Your goal:
Copy every line of the data exactly, leaving nothing out.

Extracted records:
═══

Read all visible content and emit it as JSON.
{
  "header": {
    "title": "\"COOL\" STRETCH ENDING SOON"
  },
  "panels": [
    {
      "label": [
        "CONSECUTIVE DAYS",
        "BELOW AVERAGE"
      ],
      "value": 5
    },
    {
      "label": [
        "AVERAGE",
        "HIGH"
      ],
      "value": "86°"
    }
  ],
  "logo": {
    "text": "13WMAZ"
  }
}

═══

Answer to this problem:
Read all visible content and emit it as JSON.
{
  "header": {
    "title": "\"COOL\" STRETCH ENDING SOON"
  },
  "panels": [
    {
      "label": [
        "CONSECUTIVE DAYS",
        "BELOW AVERAGE"
      ],
      "value": 5
    },
    {
      "label": [
        "AVERAGE",
        "HIGH"
      ],
      "value": "86°"
    }
  ],
  "logo": {
    "text": "13WMAZ"
  }
}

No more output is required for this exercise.